>> begin
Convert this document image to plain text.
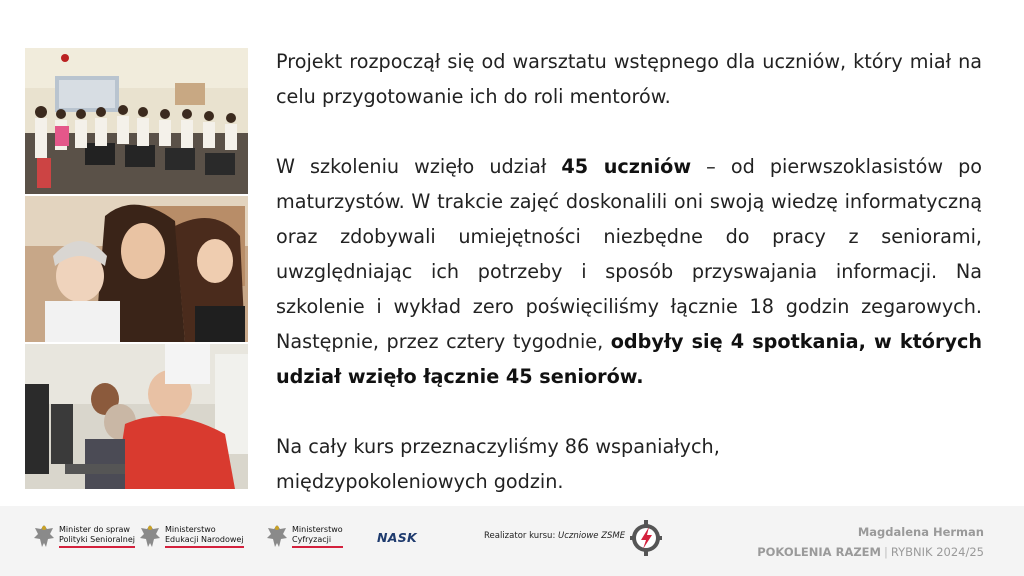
Projekt rozpoczął się od warsztatu wstępnego dla uczniów, który miał na celu przygotowanie ich do roli mentorów.

W szkoleniu wzięło udział 45 uczniów – od pierwszoklasistów po maturzystów. W trakcie zajęć doskonalili oni swoją wiedzę informatyczną oraz zdobywali umiejętności niezbędne do pracy z seniorami, uwzględniając ich potrzeby i sposób przyswajania informacji. Na szkolenie i wykład zero poświęciliśmy łącznie 18 godzin zegarowych. Następnie, przez cztery tygodnie, odbyły się 4 spotkania, w których udział wzięło łącznie 45 seniorów.

Na cały kurs przeznaczyliśmy 86 wspaniałych,
międzypokoleniowych godzin.

Minister do spraw
Polityki Senioralnej
Ministerstwo
Edukacji Narodowej
Ministerstwo
Cyfryzacji	NASK	Realizator kursu: Uczniowe ZSME	Magdalena Herman
POKOLENIA RAZEM | RYBNIK 2024/25
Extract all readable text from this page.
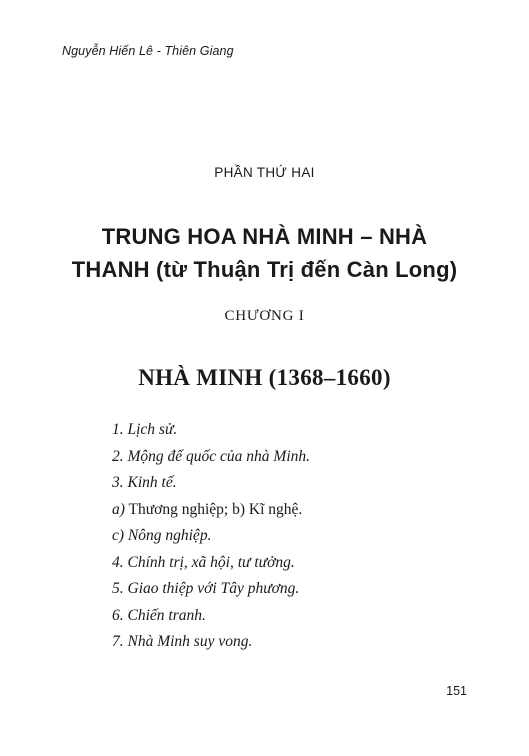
Nguyễn Hiến Lê - Thiên Giang
PHẦN THỨ HAI
TRUNG HOA NHÀ MINH – NHÀ
THANH (từ Thuận Trị đến Càn Long)
CHƯƠNG I
NHÀ MINH (1368–1660)
1. Lịch sử.
2. Mộng đế quốc của nhà Minh.
3. Kinh tế.
a) Thương nghiệp; b) Kĩ nghệ.
c) Nông nghiệp.
4. Chính trị, xã hội, tư tưởng.
5. Giao thiệp với Tây phương.
6. Chiến tranh.
7. Nhà Minh suy vong.
151
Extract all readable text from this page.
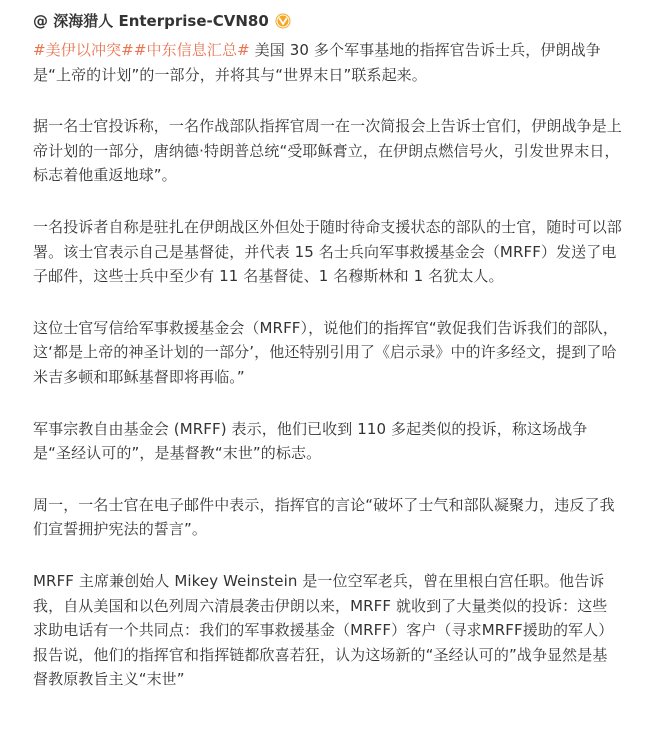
@ 深海猎人 Enterprise-CVN80

#美伊以冲突##中东信息汇总# 美国 30 多个军事基地的指挥官告诉士兵，伊朗战争是“上帝的计划”的一部分，并将其与“世界末日”联系起来。

据一名士官投诉称，一名作战部队指挥官周一在一次简报会上告诉士官们，伊朗战争是上帝计划的一部分，唐纳德·特朗普总统“受耶稣膏立，在伊朗点燃信号火，引发世界末日，标志着他重返地球”。

一名投诉者自称是驻扎在伊朗战区外但处于随时待命支援状态的部队的士官，随时可以部署。该士官表示自己是基督徒，并代表 15 名士兵向军事救援基金会（MRFF）发送了电子邮件，这些士兵中至少有 11 名基督徒、1 名穆斯林和 1 名犹太人。

这位士官写信给军事救援基金会（MRFF），说他们的指挥官“敦促我们告诉我们的部队，这‘都是上帝的神圣计划的一部分’，他还特别引用了《启示录》中的许多经文，提到了哈米吉多顿和耶稣基督即将再临。”

军事宗教自由基金会 (MRFF) 表示，他们已收到 110 多起类似的投诉，称这场战争是“圣经认可的”，是基督教“末世”的标志。

周一，一名士官在电子邮件中表示，指挥官的言论“破坏了士气和部队凝聚力，违反了我们宣誓拥护宪法的誓言”。

MRFF 主席兼创始人 Mikey Weinstein 是一位空军老兵，曾在里根白宫任职。他告诉我，自从美国和以色列周六清晨袭击伊朗以来，MRFF 就收到了大量类似的投诉：这些求助电话有一个共同点：我们的军事救援基金（MRFF）客户（寻求MRFF援助的军人）报告说，他们的指挥官和指挥链都欣喜若狂，认为这场新的“圣经认可的”战争显然是基督教原教旨主义“末世”
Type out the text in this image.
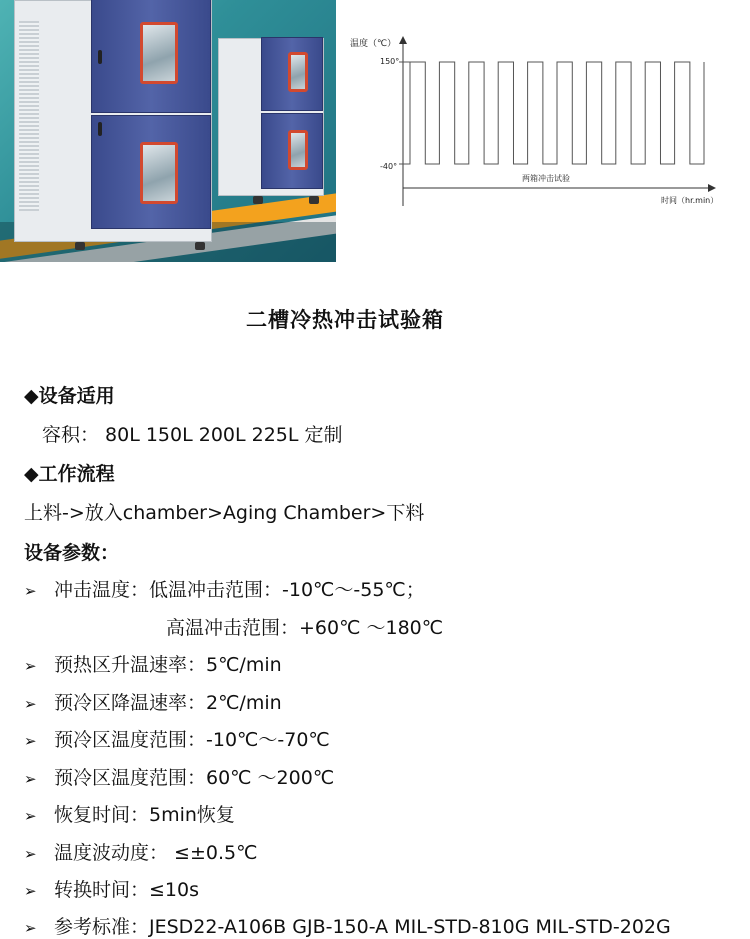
温度（℃）
150°
-40°
两箱冲击试验
时间（hr.min）
二槽冷热冲击试验箱
◆设备适用
容积： 80L 150L 200L 225L 定制
◆工作流程
上料->放入chamber>Aging Chamber>下料
设备参数：
➢ 冲击温度：低温冲击范围：-10℃～-55℃；
高温冲击范围：+60℃ ～180℃
➢ 预热区升温速率：5℃/min
➢ 预冷区降温速率：2℃/min
➢ 预冷区温度范围：-10℃～-70℃
➢ 预冷区温度范围：60℃ ～200℃
➢ 恢复时间：5min恢复
➢ 温度波动度： ≤±0.5℃
➢ 转换时间：≤10s
➢ 参考标准：JESD22-A106B GJB-150-A MIL-STD-810G MIL-STD-202G
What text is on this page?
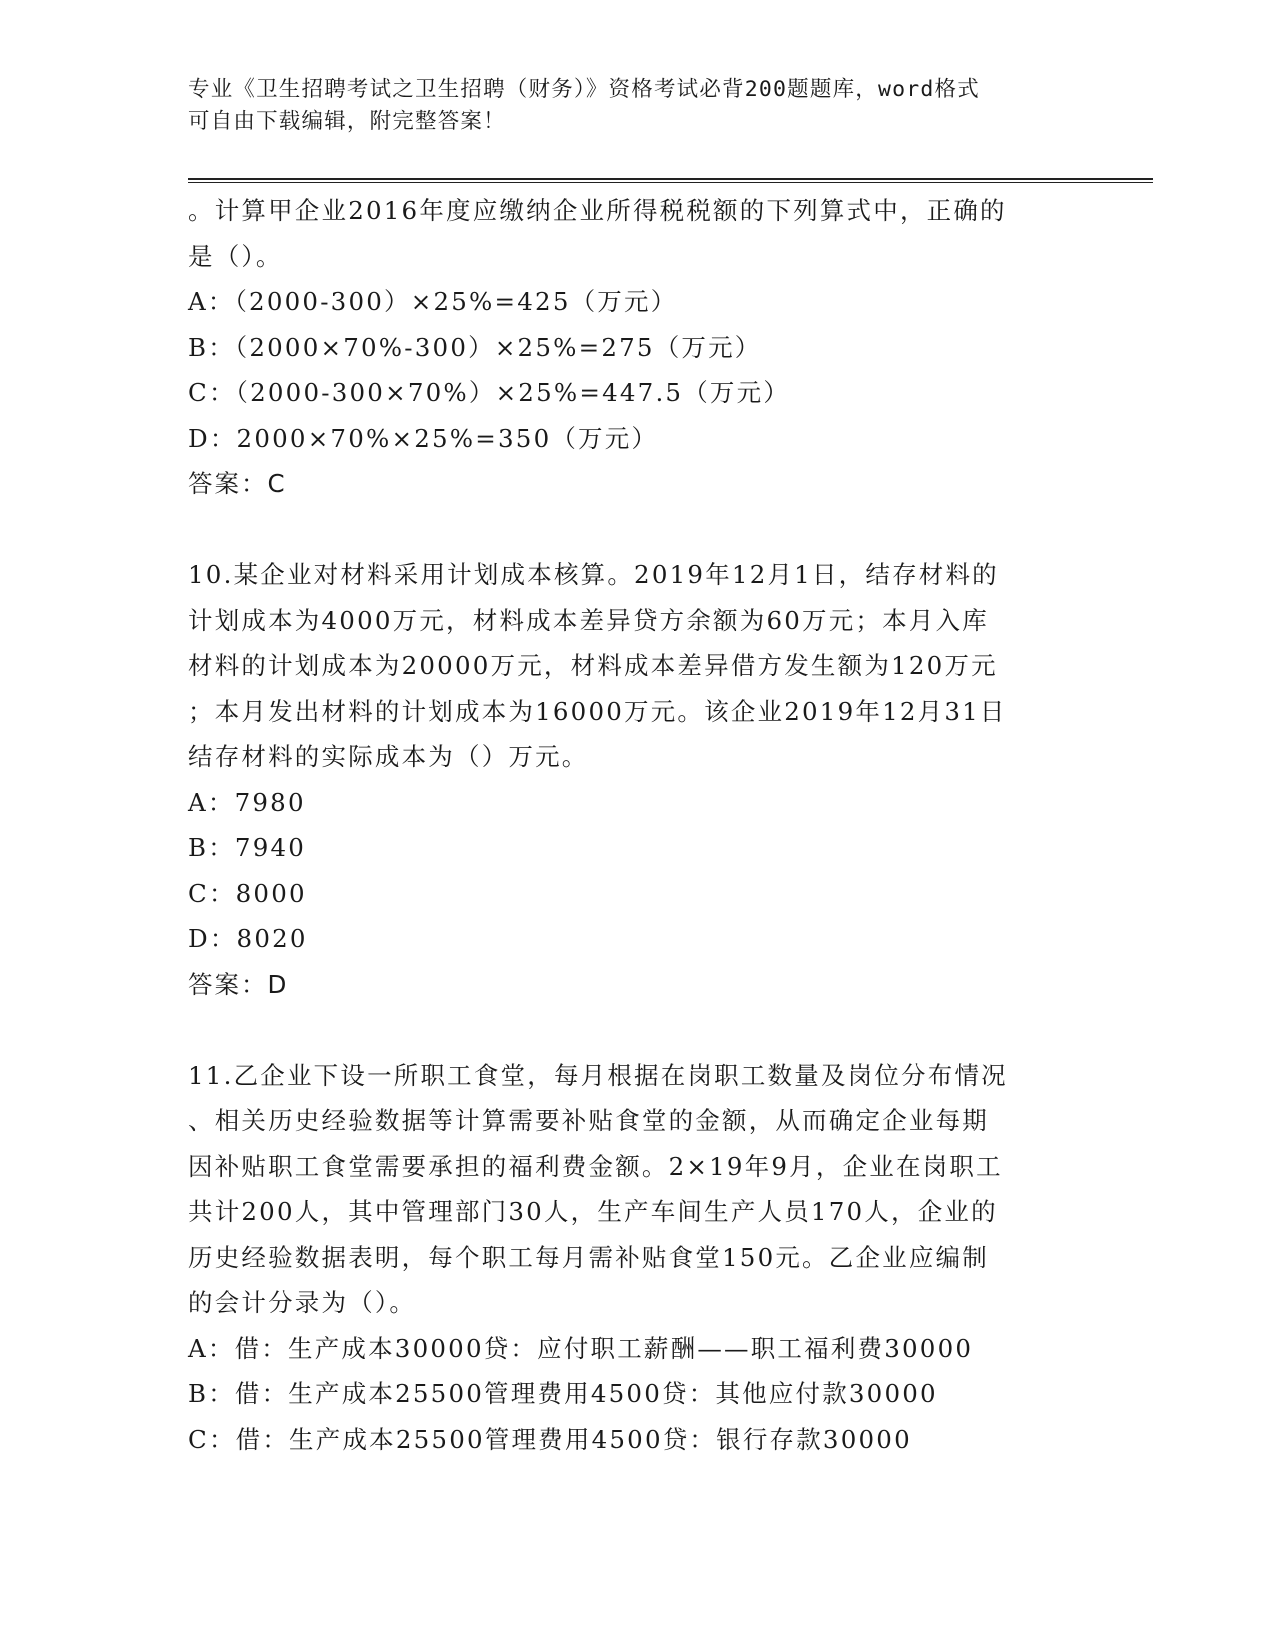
专业《卫生招聘考试之卫生招聘（财务）》资格考试必背200题题库，word格式
可自由下载编辑，附完整答案！
。计算甲企业2016年度应缴纳企业所得税税额的下列算式中，正确的
是（）。
A：（2000-300）×25%=425（万元）
B：（2000×70%-300）×25%=275（万元）
C：（2000-300×70%）×25%=447.5（万元）
D：2000×70%×25%=350（万元）
答案：C
10.某企业对材料采用计划成本核算。2019年12月1日，结存材料的
计划成本为4000万元，材料成本差异贷方余额为60万元；本月入库
材料的计划成本为20000万元，材料成本差异借方发生额为120万元
；本月发出材料的计划成本为16000万元。该企业2019年12月31日
结存材料的实际成本为（）万元。
A：7980
B：7940
C：8000
D：8020
答案：D
11.乙企业下设一所职工食堂，每月根据在岗职工数量及岗位分布情况
、相关历史经验数据等计算需要补贴食堂的金额，从而确定企业每期
因补贴职工食堂需要承担的福利费金额。2×19年9月，企业在岗职工
共计200人，其中管理部门30人，生产车间生产人员170人，企业的
历史经验数据表明，每个职工每月需补贴食堂150元。乙企业应编制
的会计分录为（）。
A：借：生产成本30000贷：应付职工薪酬——职工福利费30000
B：借：生产成本25500管理费用4500贷：其他应付款30000
C：借：生产成本25500管理费用4500贷：银行存款30000
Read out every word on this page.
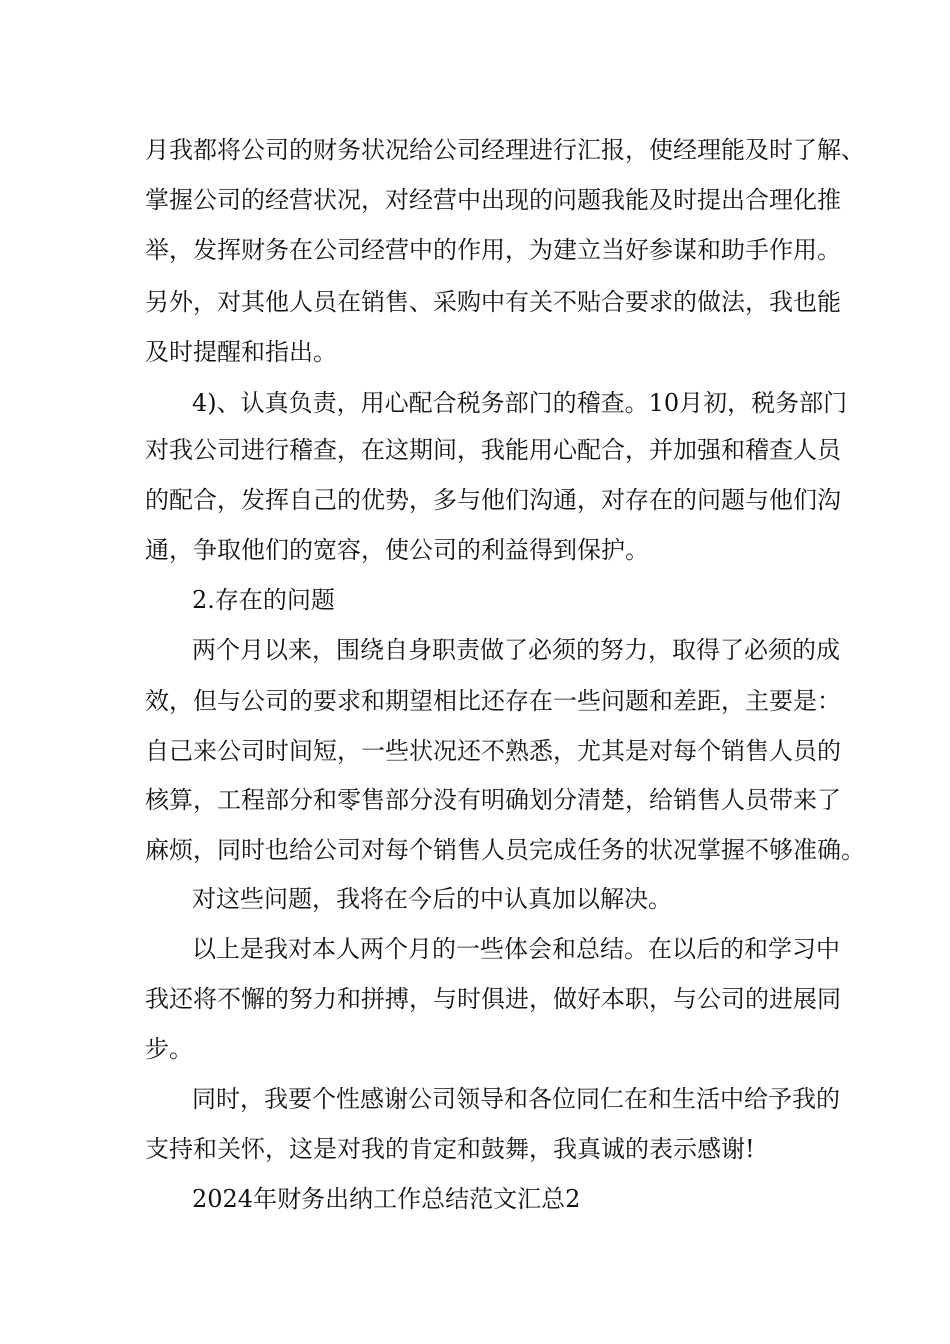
月我都将公司的财务状况给公司经理进行汇报，使经理能及时了解、
掌握公司的经营状况，对经营中出现的问题我能及时提出合理化推
举，发挥财务在公司经营中的作用，为建立当好参谋和助手作用。
另外，对其他人员在销售、采购中有关不贴合要求的做法，我也能
及时提醒和指出。
4)、认真负责，用心配合税务部门的稽查。10月初，税务部门
对我公司进行稽查，在这期间，我能用心配合，并加强和稽查人员
的配合，发挥自己的优势，多与他们沟通，对存在的问题与他们沟
通，争取他们的宽容，使公司的利益得到保护。
2.存在的问题
两个月以来，围绕自身职责做了必须的努力，取得了必须的成
效，但与公司的要求和期望相比还存在一些问题和差距，主要是：
自己来公司时间短，一些状况还不熟悉，尤其是对每个销售人员的
核算，工程部分和零售部分没有明确划分清楚，给销售人员带来了
麻烦，同时也给公司对每个销售人员完成任务的状况掌握不够准确。
对这些问题，我将在今后的中认真加以解决。
以上是我对本人两个月的一些体会和总结。在以后的和学习中
我还将不懈的努力和拼搏，与时俱进，做好本职，与公司的进展同
步。
同时，我要个性感谢公司领导和各位同仁在和生活中给予我的
支持和关怀，这是对我的肯定和鼓舞，我真诚的表示感谢!
2024年财务出纳工作总结范文汇总2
>> end
Collect every line with the string "text" from the records, and copy each.

Convert this document image to plain text.
Extract all readable text from this page.
Extract all readable text from this page.
Type out the text in this image.
What text is on this page?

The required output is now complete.